Exercise:
The records that follow must be repeated verbatim, every one of them.

|---|

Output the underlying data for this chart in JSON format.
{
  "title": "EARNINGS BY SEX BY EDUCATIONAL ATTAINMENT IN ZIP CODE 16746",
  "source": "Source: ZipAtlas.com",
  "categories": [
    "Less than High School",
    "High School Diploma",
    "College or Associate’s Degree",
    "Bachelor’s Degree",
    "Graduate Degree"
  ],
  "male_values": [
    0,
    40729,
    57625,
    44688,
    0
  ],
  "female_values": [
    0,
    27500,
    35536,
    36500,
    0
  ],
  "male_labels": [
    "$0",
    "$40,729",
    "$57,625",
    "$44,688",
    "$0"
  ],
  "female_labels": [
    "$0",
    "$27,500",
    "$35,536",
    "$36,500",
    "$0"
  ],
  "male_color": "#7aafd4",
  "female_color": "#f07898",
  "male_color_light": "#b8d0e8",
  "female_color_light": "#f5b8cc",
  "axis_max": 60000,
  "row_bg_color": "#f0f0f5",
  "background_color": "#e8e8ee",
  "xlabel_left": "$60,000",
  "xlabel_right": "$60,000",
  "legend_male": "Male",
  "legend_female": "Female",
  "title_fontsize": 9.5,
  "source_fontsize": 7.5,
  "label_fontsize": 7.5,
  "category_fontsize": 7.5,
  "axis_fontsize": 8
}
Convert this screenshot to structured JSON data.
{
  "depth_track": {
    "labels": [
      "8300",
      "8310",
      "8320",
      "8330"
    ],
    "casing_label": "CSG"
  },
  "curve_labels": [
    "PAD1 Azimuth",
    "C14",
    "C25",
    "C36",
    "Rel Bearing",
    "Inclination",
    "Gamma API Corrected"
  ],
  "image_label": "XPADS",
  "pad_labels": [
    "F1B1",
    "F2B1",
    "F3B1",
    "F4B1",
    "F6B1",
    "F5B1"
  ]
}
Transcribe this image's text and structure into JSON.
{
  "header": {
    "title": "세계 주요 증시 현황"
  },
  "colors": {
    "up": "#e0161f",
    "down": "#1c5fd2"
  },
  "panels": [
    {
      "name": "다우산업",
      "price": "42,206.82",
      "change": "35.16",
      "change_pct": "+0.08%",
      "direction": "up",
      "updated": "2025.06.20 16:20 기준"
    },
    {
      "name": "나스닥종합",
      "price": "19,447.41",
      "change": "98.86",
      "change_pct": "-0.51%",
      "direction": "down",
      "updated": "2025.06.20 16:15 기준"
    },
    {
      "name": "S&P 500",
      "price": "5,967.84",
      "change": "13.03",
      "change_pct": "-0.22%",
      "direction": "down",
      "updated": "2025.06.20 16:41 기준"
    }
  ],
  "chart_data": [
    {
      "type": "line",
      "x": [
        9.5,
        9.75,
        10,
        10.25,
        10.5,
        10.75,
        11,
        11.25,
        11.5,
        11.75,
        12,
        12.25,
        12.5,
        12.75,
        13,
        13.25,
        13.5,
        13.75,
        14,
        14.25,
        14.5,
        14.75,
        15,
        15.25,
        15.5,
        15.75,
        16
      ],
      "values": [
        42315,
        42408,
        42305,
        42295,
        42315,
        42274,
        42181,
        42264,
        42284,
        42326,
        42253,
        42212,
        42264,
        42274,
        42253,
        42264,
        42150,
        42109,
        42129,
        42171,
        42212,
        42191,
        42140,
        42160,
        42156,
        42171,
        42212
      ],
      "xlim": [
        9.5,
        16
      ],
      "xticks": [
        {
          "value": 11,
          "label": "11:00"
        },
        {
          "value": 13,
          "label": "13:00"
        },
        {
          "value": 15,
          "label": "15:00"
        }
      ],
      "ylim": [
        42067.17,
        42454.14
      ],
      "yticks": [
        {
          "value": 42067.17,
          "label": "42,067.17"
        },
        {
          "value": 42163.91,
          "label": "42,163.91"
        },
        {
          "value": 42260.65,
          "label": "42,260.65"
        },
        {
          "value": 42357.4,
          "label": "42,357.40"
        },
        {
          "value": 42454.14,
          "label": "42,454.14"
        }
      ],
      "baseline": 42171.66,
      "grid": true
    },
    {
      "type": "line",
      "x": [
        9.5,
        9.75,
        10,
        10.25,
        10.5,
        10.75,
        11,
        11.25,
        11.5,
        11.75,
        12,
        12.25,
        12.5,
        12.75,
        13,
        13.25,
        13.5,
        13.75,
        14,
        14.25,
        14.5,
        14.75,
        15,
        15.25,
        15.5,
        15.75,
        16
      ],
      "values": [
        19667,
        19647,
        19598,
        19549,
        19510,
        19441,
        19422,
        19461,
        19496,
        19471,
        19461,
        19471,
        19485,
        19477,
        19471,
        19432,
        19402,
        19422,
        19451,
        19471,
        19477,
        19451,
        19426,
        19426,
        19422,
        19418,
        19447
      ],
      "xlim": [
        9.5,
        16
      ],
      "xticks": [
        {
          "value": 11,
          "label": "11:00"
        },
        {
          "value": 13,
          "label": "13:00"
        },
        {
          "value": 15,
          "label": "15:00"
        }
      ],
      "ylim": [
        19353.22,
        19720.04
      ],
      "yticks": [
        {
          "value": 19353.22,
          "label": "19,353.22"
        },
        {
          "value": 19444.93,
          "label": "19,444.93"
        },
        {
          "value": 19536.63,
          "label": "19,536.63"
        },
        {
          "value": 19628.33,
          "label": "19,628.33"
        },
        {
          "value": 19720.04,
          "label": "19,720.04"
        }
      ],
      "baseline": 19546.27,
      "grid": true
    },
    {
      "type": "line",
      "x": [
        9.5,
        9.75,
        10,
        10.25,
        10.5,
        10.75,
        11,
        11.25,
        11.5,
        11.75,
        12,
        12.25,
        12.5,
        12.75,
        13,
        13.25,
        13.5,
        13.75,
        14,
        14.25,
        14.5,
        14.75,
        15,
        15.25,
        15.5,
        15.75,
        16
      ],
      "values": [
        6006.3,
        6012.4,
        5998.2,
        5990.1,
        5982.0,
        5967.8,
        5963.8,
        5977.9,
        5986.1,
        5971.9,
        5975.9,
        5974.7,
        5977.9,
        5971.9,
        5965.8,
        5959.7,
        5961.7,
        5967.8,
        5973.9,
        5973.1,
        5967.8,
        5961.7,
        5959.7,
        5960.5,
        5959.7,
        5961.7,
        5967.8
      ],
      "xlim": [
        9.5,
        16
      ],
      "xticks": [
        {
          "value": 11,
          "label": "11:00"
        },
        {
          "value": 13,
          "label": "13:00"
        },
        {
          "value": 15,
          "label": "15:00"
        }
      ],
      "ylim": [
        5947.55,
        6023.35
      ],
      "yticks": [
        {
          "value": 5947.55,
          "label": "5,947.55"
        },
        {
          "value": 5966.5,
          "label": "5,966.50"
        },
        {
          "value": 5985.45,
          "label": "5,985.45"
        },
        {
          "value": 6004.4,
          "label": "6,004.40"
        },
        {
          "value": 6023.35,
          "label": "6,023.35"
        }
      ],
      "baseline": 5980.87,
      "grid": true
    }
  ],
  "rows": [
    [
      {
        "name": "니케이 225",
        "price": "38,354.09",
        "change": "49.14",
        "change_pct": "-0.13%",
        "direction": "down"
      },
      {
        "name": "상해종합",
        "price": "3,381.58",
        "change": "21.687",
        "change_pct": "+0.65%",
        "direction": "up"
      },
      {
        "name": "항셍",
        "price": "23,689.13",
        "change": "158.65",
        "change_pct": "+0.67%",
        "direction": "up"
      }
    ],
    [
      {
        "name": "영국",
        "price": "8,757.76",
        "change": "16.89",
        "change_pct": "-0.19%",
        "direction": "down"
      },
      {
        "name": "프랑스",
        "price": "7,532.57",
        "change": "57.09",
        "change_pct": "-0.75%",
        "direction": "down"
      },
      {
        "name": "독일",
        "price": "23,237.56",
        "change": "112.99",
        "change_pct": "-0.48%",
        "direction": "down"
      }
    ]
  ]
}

|---|

The response:
Output the underlying data for this chart in JSON format.
{
  "title": "EARNINGS BY SEX BY EDUCATIONAL ATTAINMENT IN ZIP CODE 16746",
  "source": "Source: ZipAtlas.com",
  "categories": [
    "Less than High School",
    "High School Diploma",
    "College or Associate’s Degree",
    "Bachelor’s Degree",
    "Graduate Degree"
  ],
  "male_values": [
    0,
    40729,
    57625,
    44688,
    0
  ],
  "female_values": [
    0,
    27500,
    35536,
    36500,
    0
  ],
  "male_labels": [
    "$0",
    "$40,729",
    "$57,625",
    "$44,688",
    "$0"
  ],
  "female_labels": [
    "$0",
    "$27,500",
    "$35,536",
    "$36,500",
    "$0"
  ],
  "male_color": "#7aafd4",
  "female_color": "#f07898",
  "male_color_light": "#b8d0e8",
  "female_color_light": "#f5b8cc",
  "axis_max": 60000,
  "row_bg_color": "#f0f0f5",
  "background_color": "#e8e8ee",
  "xlabel_left": "$60,000",
  "xlabel_right": "$60,000",
  "legend_male": "Male",
  "legend_female": "Female",
  "title_fontsize": 9.5,
  "source_fontsize": 7.5,
  "label_fontsize": 7.5,
  "category_fontsize": 7.5,
  "axis_fontsize": 8
}
Convert this screenshot to structured JSON data.
{
  "depth_track": {
    "labels": [
      "8300",
      "8310",
      "8320",
      "8330"
    ],
    "casing_label": "CSG"
  },
  "curve_labels": [
    "PAD1 Azimuth",
    "C14",
    "C25",
    "C36",
    "Rel Bearing",
    "Inclination",
    "Gamma API Corrected"
  ],
  "image_label": "XPADS",
  "pad_labels": [
    "F1B1",
    "F2B1",
    "F3B1",
    "F4B1",
    "F6B1",
    "F5B1"
  ]
}
Transcribe this image's text and structure into JSON.
{
  "header": {
    "title": "세계 주요 증시 현황"
  },
  "colors": {
    "up": "#e0161f",
    "down": "#1c5fd2"
  },
  "panels": [
    {
      "name": "다우산업",
      "price": "42,206.82",
      "change": "35.16",
      "change_pct": "+0.08%",
      "direction": "up",
      "updated": "2025.06.20 16:20 기준"
    },
    {
      "name": "나스닥종합",
      "price": "19,447.41",
      "change": "98.86",
      "change_pct": "-0.51%",
      "direction": "down",
      "updated": "2025.06.20 16:15 기준"
    },
    {
      "name": "S&P 500",
      "price": "5,967.84",
      "change": "13.03",
      "change_pct": "-0.22%",
      "direction": "down",
      "updated": "2025.06.20 16:41 기준"
    }
  ],
  "chart_data": [
    {
      "type": "line",
      "x": [
        9.5,
        9.75,
        10,
        10.25,
        10.5,
        10.75,
        11,
        11.25,
        11.5,
        11.75,
        12,
        12.25,
        12.5,
        12.75,
        13,
        13.25,
        13.5,
        13.75,
        14,
        14.25,
        14.5,
        14.75,
        15,
        15.25,
        15.5,
        15.75,
        16
      ],
      "values": [
        42315,
        42408,
        42305,
        42295,
        42315,
        42274,
        42181,
        42264,
        42284,
        42326,
        42253,
        42212,
        42264,
        42274,
        42253,
        42264,
        42150,
        42109,
        42129,
        42171,
        42212,
        42191,
        42140,
        42160,
        42156,
        42171,
        42212
      ],
      "xlim": [
        9.5,
        16
      ],
      "xticks": [
        {
          "value": 11,
          "label": "11:00"
        },
        {
          "value": 13,
          "label": "13:00"
        },
        {
          "value": 15,
          "label": "15:00"
        }
      ],
      "ylim": [
        42067.17,
        42454.14
      ],
      "yticks": [
        {
          "value": 42067.17,
          "label": "42,067.17"
        },
        {
          "value": 42163.91,
          "label": "42,163.91"
        },
        {
          "value": 42260.65,
          "label": "42,260.65"
        },
        {
          "value": 42357.4,
          "label": "42,357.40"
        },
        {
          "value": 42454.14,
          "label": "42,454.14"
        }
      ],
      "baseline": 42171.66,
      "grid": true
    },
    {
      "type": "line",
      "x": [
        9.5,
        9.75,
        10,
        10.25,
        10.5,
        10.75,
        11,
        11.25,
        11.5,
        11.75,
        12,
        12.25,
        12.5,
        12.75,
        13,
        13.25,
        13.5,
        13.75,
        14,
        14.25,
        14.5,
        14.75,
        15,
        15.25,
        15.5,
        15.75,
        16
      ],
      "values": [
        19667,
        19647,
        19598,
        19549,
        19510,
        19441,
        19422,
        19461,
        19496,
        19471,
        19461,
        19471,
        19485,
        19477,
        19471,
        19432,
        19402,
        19422,
        19451,
        19471,
        19477,
        19451,
        19426,
        19426,
        19422,
        19418,
        19447
      ],
      "xlim": [
        9.5,
        16
      ],
      "xticks": [
        {
          "value": 11,
          "label": "11:00"
        },
        {
          "value": 13,
          "label": "13:00"
        },
        {
          "value": 15,
          "label": "15:00"
        }
      ],
      "ylim": [
        19353.22,
        19720.04
      ],
      "yticks": [
        {
          "value": 19353.22,
          "label": "19,353.22"
        },
        {
          "value": 19444.93,
          "label": "19,444.93"
        },
        {
          "value": 19536.63,
          "label": "19,536.63"
        },
        {
          "value": 19628.33,
          "label": "19,628.33"
        },
        {
          "value": 19720.04,
          "label": "19,720.04"
        }
      ],
      "baseline": 19546.27,
      "grid": true
    },
    {
      "type": "line",
      "x": [
        9.5,
        9.75,
        10,
        10.25,
        10.5,
        10.75,
        11,
        11.25,
        11.5,
        11.75,
        12,
        12.25,
        12.5,
        12.75,
        13,
        13.25,
        13.5,
        13.75,
        14,
        14.25,
        14.5,
        14.75,
        15,
        15.25,
        15.5,
        15.75,
        16
      ],
      "values": [
        6006.3,
        6012.4,
        5998.2,
        5990.1,
        5982.0,
        5967.8,
        5963.8,
        5977.9,
        5986.1,
        5971.9,
        5975.9,
        5974.7,
        5977.9,
        5971.9,
        5965.8,
        5959.7,
        5961.7,
        5967.8,
        5973.9,
        5973.1,
        5967.8,
        5961.7,
        5959.7,
        5960.5,
        5959.7,
        5961.7,
        5967.8
      ],
      "xlim": [
        9.5,
        16
      ],
      "xticks": [
        {
          "value": 11,
          "label": "11:00"
        },
        {
          "value": 13,
          "label": "13:00"
        },
        {
          "value": 15,
          "label": "15:00"
        }
      ],
      "ylim": [
        5947.55,
        6023.35
      ],
      "yticks": [
        {
          "value": 5947.55,
          "label": "5,947.55"
        },
        {
          "value": 5966.5,
          "label": "5,966.50"
        },
        {
          "value": 5985.45,
          "label": "5,985.45"
        },
        {
          "value": 6004.4,
          "label": "6,004.40"
        },
        {
          "value": 6023.35,
          "label": "6,023.35"
        }
      ],
      "baseline": 5980.87,
      "grid": true
    }
  ],
  "rows": [
    [
      {
        "name": "니케이 225",
        "price": "38,354.09",
        "change": "49.14",
        "change_pct": "-0.13%",
        "direction": "down"
      },
      {
        "name": "상해종합",
        "price": "3,381.58",
        "change": "21.687",
        "change_pct": "+0.65%",
        "direction": "up"
      },
      {
        "name": "항셍",
        "price": "23,689.13",
        "change": "158.65",
        "change_pct": "+0.67%",
        "direction": "up"
      }
    ],
    [
      {
        "name": "영국",
        "price": "8,757.76",
        "change": "16.89",
        "change_pct": "-0.19%",
        "direction": "down"
      },
      {
        "name": "프랑스",
        "price": "7,532.57",
        "change": "57.09",
        "change_pct": "-0.75%",
        "direction": "down"
      },
      {
        "name": "독일",
        "price": "23,237.56",
        "change": "112.99",
        "change_pct": "-0.48%",
        "direction": "down"
      }
    ]
  ]
}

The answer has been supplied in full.